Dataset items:
==================================================

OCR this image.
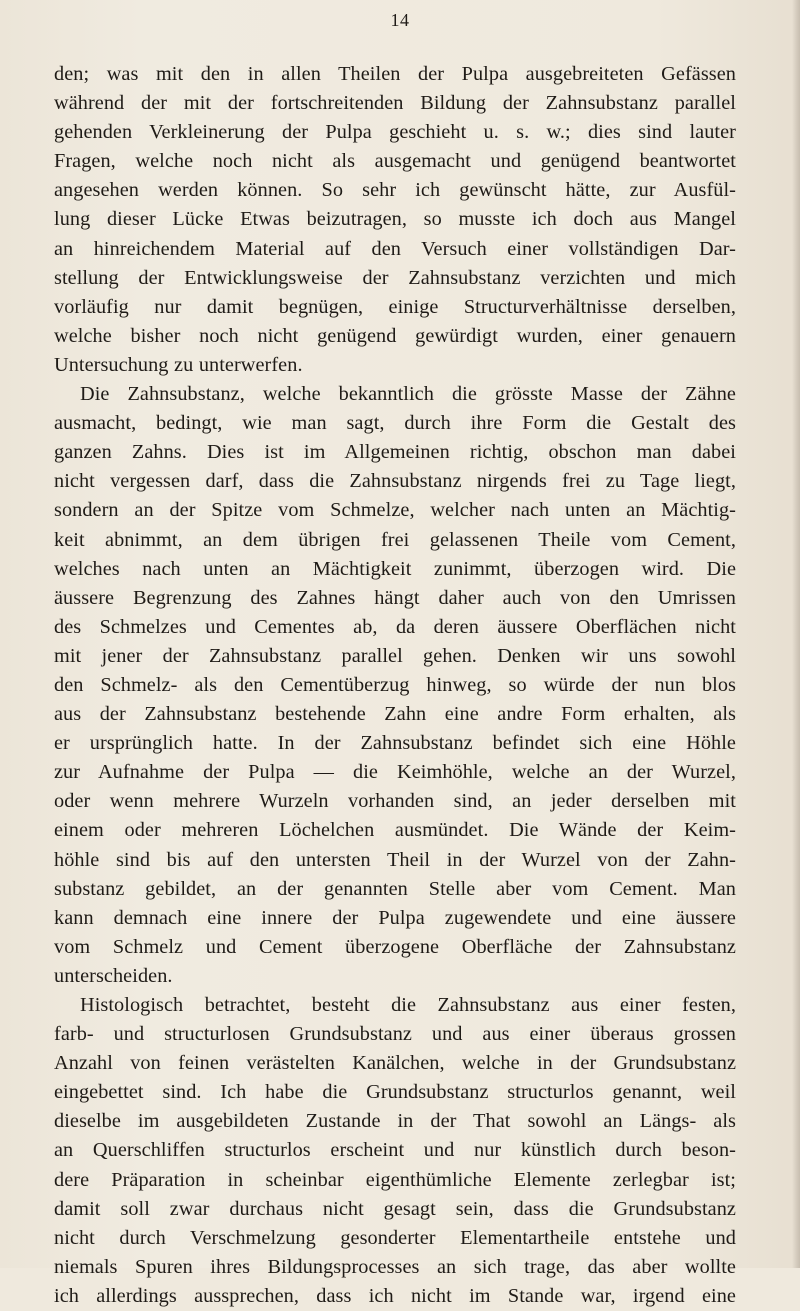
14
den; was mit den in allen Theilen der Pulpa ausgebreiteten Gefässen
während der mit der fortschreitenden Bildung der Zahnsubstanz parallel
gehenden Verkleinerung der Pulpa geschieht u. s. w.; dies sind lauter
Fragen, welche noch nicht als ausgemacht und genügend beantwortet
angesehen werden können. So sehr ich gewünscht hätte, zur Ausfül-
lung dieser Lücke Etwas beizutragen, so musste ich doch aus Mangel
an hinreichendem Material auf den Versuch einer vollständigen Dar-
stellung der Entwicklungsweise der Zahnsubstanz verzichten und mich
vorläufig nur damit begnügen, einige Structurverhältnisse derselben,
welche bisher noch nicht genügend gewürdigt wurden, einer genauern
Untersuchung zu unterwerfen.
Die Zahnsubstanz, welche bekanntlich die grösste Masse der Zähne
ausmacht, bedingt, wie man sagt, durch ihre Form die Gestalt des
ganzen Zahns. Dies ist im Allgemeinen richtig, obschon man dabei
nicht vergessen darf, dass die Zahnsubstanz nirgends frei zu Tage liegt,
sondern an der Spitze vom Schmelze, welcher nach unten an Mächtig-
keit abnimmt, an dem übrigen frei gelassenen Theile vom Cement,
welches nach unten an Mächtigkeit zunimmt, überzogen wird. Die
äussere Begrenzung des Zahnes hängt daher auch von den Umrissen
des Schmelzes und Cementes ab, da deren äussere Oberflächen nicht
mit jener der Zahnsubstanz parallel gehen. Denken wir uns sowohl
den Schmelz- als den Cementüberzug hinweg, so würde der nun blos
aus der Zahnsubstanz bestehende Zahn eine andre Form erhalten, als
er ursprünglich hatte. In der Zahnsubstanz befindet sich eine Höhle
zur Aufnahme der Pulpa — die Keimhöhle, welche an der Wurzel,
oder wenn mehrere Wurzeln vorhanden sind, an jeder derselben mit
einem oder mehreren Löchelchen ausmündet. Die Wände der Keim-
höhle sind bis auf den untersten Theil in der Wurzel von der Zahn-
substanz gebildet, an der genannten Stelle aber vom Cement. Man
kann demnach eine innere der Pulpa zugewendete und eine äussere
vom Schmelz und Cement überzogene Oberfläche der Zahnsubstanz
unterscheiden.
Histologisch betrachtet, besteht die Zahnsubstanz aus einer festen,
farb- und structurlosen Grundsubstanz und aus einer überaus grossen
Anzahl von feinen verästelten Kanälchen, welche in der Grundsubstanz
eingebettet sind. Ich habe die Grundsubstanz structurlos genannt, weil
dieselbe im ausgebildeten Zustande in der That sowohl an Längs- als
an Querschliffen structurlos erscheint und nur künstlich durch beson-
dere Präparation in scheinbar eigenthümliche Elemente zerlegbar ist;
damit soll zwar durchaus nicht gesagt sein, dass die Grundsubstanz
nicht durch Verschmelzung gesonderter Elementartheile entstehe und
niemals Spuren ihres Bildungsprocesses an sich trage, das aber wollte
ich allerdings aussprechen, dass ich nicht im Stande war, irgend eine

==================================================

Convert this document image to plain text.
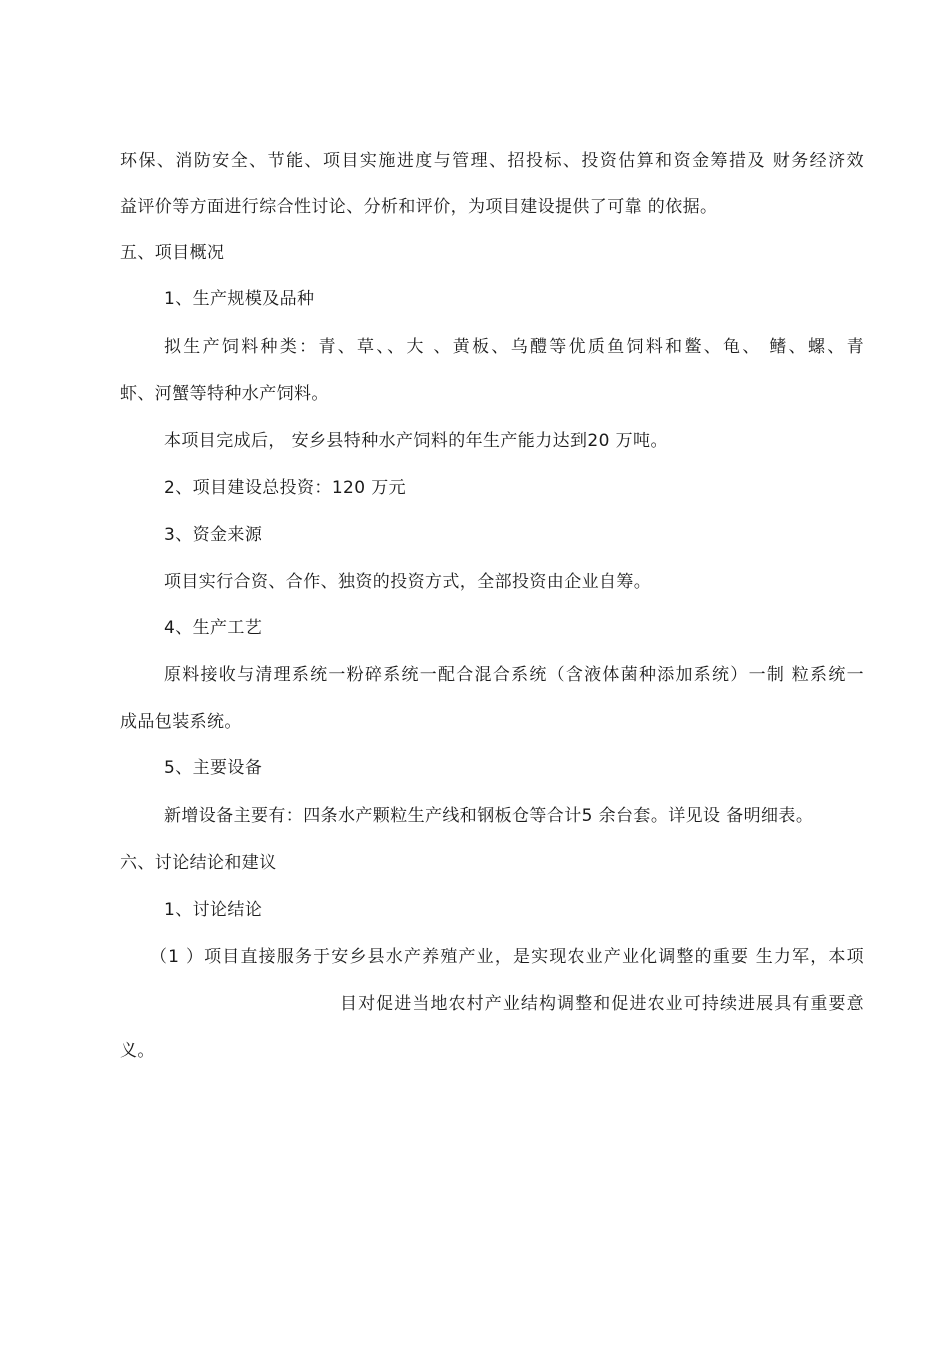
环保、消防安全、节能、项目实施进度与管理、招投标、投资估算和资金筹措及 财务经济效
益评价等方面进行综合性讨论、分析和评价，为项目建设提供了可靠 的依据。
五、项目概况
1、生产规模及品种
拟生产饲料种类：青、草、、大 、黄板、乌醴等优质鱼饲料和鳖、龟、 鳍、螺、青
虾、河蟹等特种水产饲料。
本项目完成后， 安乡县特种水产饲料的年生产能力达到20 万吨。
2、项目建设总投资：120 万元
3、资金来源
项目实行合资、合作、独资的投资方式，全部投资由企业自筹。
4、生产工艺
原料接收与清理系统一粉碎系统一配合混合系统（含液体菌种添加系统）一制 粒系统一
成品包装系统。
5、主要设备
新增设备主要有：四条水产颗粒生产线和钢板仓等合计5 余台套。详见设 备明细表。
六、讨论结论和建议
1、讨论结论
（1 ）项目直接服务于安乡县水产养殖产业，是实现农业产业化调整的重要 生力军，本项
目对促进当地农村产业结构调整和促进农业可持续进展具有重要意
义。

==================================================

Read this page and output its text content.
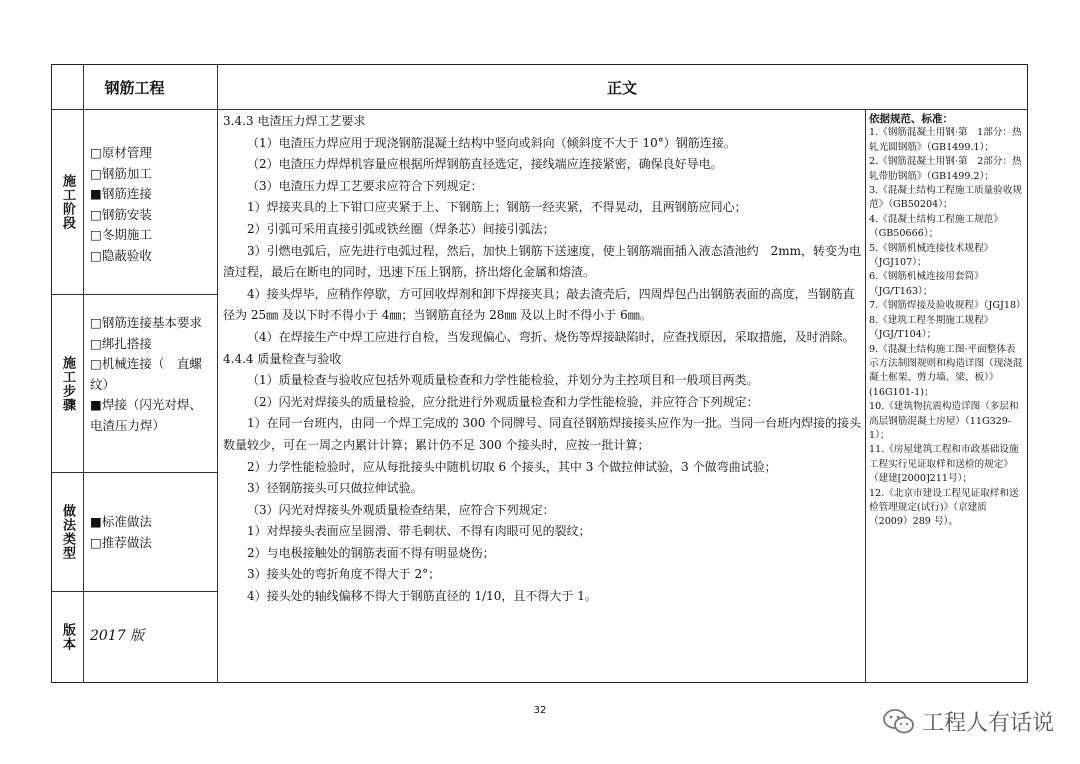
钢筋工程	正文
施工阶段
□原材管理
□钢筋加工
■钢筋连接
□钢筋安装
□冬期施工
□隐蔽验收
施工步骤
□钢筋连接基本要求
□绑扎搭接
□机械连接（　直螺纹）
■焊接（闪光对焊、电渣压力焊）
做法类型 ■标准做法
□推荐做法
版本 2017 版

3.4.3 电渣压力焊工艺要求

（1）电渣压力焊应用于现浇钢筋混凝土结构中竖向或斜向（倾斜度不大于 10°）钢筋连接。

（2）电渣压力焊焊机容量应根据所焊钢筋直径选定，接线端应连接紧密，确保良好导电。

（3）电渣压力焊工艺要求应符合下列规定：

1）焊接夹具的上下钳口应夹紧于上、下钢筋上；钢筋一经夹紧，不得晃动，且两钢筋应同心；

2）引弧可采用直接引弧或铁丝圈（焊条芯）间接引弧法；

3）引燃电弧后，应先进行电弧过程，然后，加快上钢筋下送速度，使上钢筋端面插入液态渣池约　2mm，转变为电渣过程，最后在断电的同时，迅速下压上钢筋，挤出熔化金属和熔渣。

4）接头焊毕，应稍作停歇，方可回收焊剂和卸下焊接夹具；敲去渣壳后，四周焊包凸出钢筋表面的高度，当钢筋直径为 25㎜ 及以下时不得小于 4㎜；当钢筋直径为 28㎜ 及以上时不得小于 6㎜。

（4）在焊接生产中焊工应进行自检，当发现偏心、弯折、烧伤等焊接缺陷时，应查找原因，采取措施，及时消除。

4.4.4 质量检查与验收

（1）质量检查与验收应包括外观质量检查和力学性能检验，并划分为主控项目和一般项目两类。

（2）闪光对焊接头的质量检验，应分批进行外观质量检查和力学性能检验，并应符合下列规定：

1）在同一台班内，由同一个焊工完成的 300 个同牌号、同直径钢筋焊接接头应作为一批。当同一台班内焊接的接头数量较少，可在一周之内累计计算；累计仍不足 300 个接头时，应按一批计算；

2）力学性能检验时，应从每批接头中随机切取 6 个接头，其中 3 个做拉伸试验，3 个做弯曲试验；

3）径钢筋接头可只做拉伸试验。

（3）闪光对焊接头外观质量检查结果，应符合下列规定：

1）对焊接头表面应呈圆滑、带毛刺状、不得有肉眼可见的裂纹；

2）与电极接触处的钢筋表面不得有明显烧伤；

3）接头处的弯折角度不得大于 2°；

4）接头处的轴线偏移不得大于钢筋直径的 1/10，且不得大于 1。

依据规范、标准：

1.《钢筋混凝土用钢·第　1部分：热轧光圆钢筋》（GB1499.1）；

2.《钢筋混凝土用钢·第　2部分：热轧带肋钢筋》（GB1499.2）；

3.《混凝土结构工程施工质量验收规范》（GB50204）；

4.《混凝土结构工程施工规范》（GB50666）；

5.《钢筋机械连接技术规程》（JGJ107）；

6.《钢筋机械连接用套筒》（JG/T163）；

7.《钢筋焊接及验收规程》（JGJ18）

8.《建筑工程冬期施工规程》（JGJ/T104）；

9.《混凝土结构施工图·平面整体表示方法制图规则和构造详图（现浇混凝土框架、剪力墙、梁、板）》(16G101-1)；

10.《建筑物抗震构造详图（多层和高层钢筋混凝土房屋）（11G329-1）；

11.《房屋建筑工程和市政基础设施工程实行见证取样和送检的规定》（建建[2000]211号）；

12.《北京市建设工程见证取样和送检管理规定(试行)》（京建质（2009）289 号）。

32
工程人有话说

==================================================

- _What is asked_:
Look through the entries above for the word "frei". Copy every line where it shows up.

- _The solution_:
nicht vergessen darf, dass die Zahnsubstanz nirgends frei zu Tage liegt,
keit abnimmt, an dem übrigen frei gelassenen Theile vom Cement,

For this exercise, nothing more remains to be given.